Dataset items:

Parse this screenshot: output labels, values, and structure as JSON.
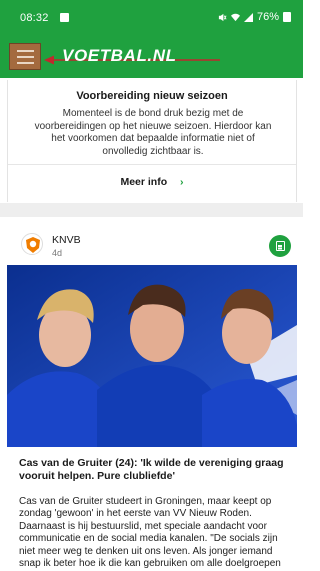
{
  "status_bar": {
    "time": "08:32",
    "battery": "76%",
    "icons": [
      "mute-icon",
      "wifi-icon",
      "signal-icon",
      "battery-icon"
    ]
  },
  "app_bar": {
    "logo": "VOETBAL.NL",
    "menu_icon": "hamburger-menu-icon",
    "colors": {
      "brand": "#1fa13f",
      "menu_highlight": "#a46a3e",
      "annotation_arrow": "#c0282d"
    }
  },
  "notice": {
    "title": "Voorbereiding nieuw seizoen",
    "text": "Momenteel is de bond druk bezig met de voorbereidingen op het nieuwe seizoen. Hierdoor kan het voorkomen dat bepaalde informatie niet of onvolledig zichtbaar is.",
    "more_label": "Meer info",
    "more_icon": "chevron-right-icon"
  },
  "post": {
    "author": "KNVB",
    "date": "4d",
    "share_icon": "article-icon",
    "headline": "Cas van de Gruiter (24): 'Ik wilde de vereniging graag vooruit helpen. Pure clubliefde'",
    "body": "Cas van de Gruiter studeert in Groningen, maar keept op zondag 'gewoon' in het eerste van VV Nieuw Roden. Daarnaast is hij bestuurslid, met speciale aandacht voor communicatie en de social media kanalen. \"De socials zijn niet meer weg te denken uit ons leven. Als jonger iemand snap ik beter hoe ik die kan gebruiken om alle doelgroepen"
  }
}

*PROBLEM:*
Copy out the records above in full, exactly as written, but not the pictures.

*RESULT OF THIS EXERCISE:*
Parse this screenshot: output labels, values, and structure as JSON.
{
  "status_bar": {
    "time": "08:32",
    "battery": "76%",
    "icons": [
      "mute-icon",
      "wifi-icon",
      "signal-icon",
      "battery-icon"
    ]
  },
  "app_bar": {
    "logo": "VOETBAL.NL",
    "menu_icon": "hamburger-menu-icon",
    "colors": {
      "brand": "#1fa13f",
      "menu_highlight": "#a46a3e",
      "annotation_arrow": "#c0282d"
    }
  },
  "notice": {
    "title": "Voorbereiding nieuw seizoen",
    "text": "Momenteel is de bond druk bezig met de voorbereidingen op het nieuwe seizoen. Hierdoor kan het voorkomen dat bepaalde informatie niet of onvolledig zichtbaar is.",
    "more_label": "Meer info",
    "more_icon": "chevron-right-icon"
  },
  "post": {
    "author": "KNVB",
    "date": "4d",
    "share_icon": "article-icon",
    "headline": "Cas van de Gruiter (24): 'Ik wilde de vereniging graag vooruit helpen. Pure clubliefde'",
    "body": "Cas van de Gruiter studeert in Groningen, maar keept op zondag 'gewoon' in het eerste van VV Nieuw Roden. Daarnaast is hij bestuurslid, met speciale aandacht voor communicatie en de social media kanalen. \"De socials zijn niet meer weg te denken uit ons leven. Als jonger iemand snap ik beter hoe ik die kan gebruiken om alle doelgroepen"
  }
}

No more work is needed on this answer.